WRITTEN REQUEST >>
Starting from the line containing "Serialize everything readable", give again every line through the end of the entries, word for word. Pictures stay out of the copy.

DATA SUPPLIED >>
_ _ _ _ _ _ _

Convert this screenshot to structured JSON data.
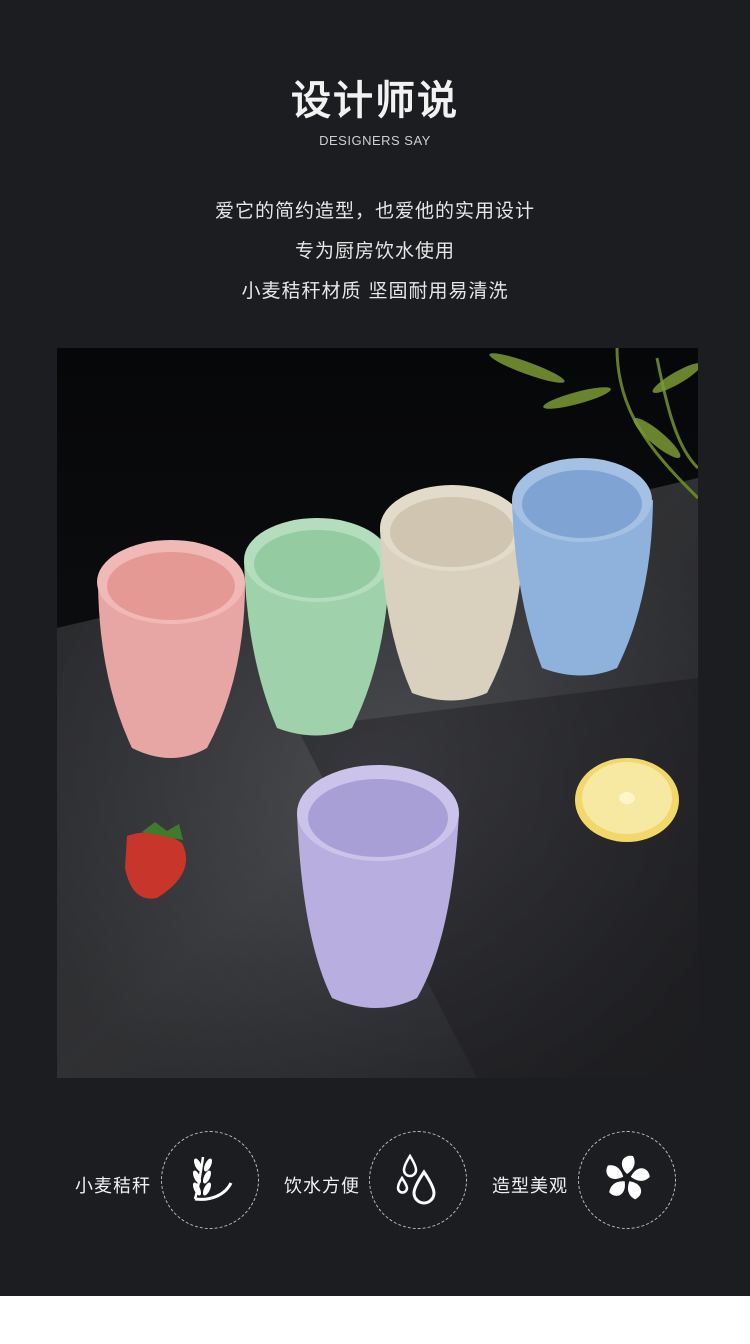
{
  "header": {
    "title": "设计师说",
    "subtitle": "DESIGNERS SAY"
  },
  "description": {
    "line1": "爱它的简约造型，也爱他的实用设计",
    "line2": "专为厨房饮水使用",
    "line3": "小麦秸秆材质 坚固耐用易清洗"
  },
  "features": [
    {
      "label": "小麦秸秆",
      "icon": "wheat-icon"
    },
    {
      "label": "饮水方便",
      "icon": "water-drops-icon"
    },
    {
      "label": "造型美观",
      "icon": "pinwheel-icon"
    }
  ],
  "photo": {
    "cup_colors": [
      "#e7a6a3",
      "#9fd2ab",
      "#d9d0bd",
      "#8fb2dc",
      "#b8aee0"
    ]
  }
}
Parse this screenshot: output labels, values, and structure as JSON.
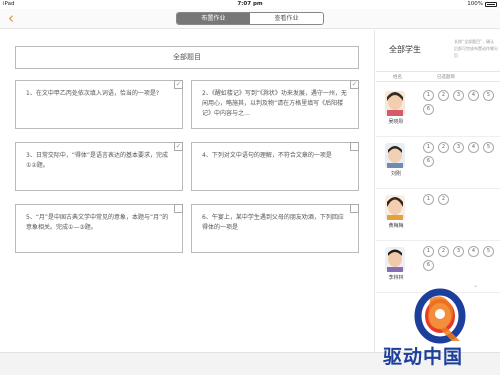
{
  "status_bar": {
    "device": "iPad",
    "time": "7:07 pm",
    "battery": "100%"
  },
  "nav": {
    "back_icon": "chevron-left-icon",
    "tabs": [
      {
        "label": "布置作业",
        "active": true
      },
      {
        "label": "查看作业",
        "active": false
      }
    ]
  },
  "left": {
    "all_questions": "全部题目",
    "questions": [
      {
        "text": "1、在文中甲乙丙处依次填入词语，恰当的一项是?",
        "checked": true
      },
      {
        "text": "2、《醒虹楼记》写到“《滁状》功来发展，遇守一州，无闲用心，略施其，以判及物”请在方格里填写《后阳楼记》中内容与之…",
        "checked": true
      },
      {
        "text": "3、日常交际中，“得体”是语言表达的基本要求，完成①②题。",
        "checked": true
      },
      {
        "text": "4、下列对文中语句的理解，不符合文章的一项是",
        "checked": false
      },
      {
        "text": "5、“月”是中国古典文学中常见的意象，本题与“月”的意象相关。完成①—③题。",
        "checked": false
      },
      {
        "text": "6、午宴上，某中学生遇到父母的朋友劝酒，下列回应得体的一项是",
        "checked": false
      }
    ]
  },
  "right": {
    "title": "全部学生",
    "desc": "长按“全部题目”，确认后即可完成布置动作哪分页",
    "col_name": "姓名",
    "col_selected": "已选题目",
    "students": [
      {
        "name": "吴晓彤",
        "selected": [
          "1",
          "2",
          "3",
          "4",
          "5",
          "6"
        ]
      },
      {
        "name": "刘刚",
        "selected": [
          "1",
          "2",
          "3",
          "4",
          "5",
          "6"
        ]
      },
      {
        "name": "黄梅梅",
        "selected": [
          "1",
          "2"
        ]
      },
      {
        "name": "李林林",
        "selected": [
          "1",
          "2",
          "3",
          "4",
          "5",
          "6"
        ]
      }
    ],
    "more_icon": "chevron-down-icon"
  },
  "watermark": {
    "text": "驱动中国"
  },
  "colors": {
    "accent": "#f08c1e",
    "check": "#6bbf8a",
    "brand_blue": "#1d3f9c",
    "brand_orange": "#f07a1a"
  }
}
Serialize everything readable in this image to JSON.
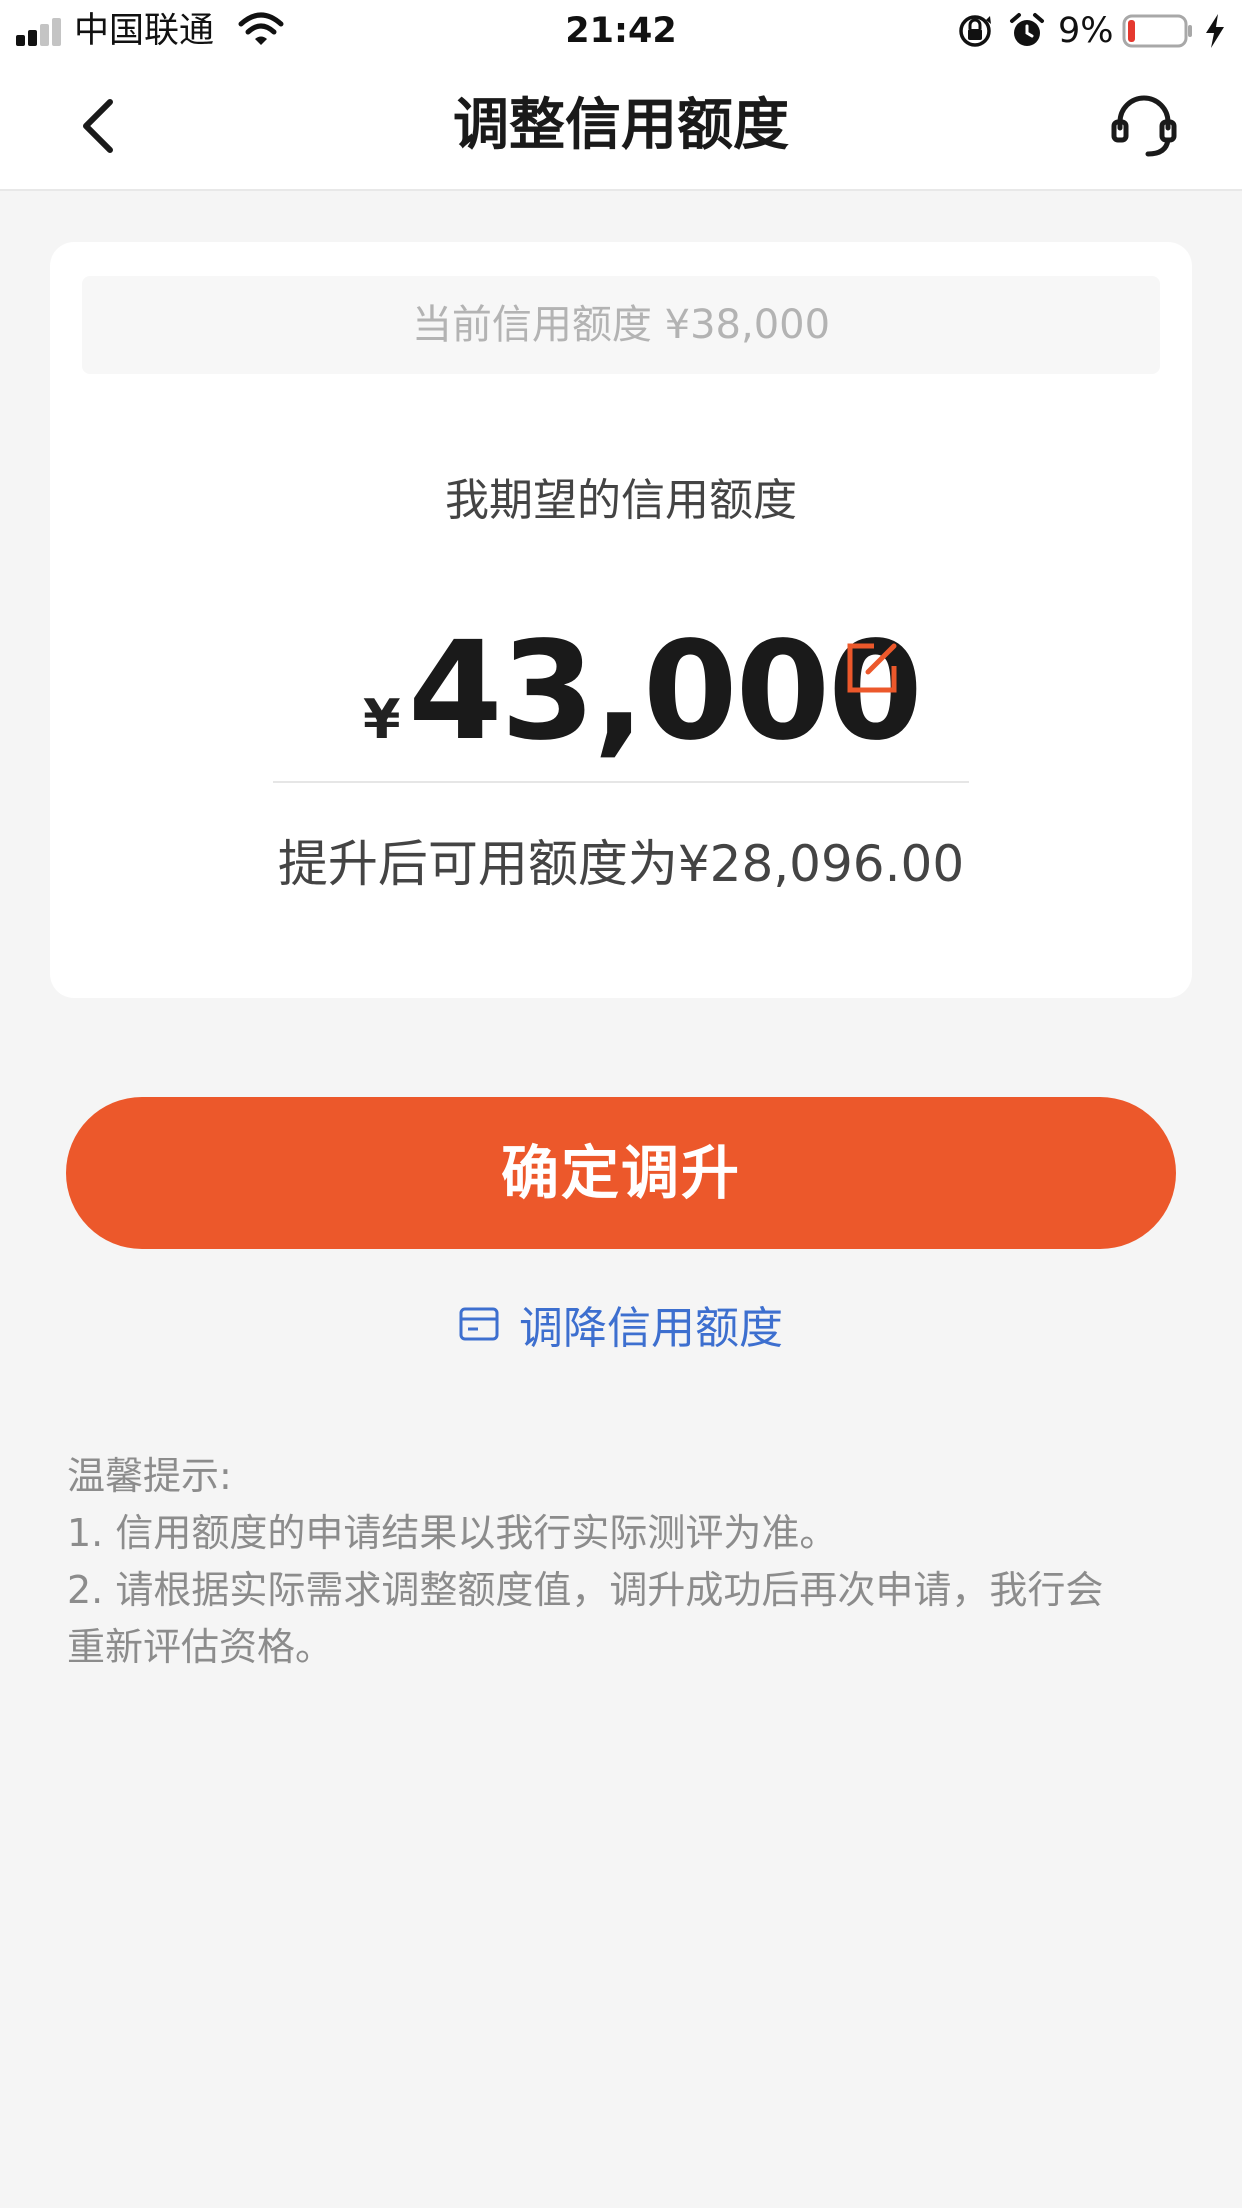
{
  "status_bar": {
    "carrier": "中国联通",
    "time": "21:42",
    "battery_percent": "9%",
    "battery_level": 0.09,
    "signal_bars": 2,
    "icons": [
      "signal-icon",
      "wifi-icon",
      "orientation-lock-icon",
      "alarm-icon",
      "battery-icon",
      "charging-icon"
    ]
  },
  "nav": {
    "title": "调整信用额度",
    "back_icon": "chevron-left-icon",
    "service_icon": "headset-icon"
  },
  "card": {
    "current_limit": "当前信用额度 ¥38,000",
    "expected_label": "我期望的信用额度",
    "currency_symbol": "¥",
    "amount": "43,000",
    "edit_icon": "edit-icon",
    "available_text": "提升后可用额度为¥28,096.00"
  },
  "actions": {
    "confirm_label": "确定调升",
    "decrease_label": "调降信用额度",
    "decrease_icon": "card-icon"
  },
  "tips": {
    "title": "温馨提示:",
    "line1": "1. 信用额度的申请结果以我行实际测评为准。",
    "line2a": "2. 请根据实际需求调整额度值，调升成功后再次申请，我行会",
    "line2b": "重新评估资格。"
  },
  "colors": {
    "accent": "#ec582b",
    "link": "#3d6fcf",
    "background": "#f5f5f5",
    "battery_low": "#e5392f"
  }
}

_ _ _ _ _ _ _

PROBLEM SOLUTION >>
Serialize everything readable in this image to JSON.
{
  "status_bar": {
    "carrier": "中国联通",
    "time": "21:42",
    "battery_percent": "9%",
    "battery_level": 0.09,
    "signal_bars": 2,
    "icons": [
      "signal-icon",
      "wifi-icon",
      "orientation-lock-icon",
      "alarm-icon",
      "battery-icon",
      "charging-icon"
    ]
  },
  "nav": {
    "title": "调整信用额度",
    "back_icon": "chevron-left-icon",
    "service_icon": "headset-icon"
  },
  "card": {
    "current_limit": "当前信用额度 ¥38,000",
    "expected_label": "我期望的信用额度",
    "currency_symbol": "¥",
    "amount": "43,000",
    "edit_icon": "edit-icon",
    "available_text": "提升后可用额度为¥28,096.00"
  },
  "actions": {
    "confirm_label": "确定调升",
    "decrease_label": "调降信用额度",
    "decrease_icon": "card-icon"
  },
  "tips": {
    "title": "温馨提示:",
    "line1": "1. 信用额度的申请结果以我行实际测评为准。",
    "line2a": "2. 请根据实际需求调整额度值，调升成功后再次申请，我行会",
    "line2b": "重新评估资格。"
  },
  "colors": {
    "accent": "#ec582b",
    "link": "#3d6fcf",
    "background": "#f5f5f5",
    "battery_low": "#e5392f"
  }
}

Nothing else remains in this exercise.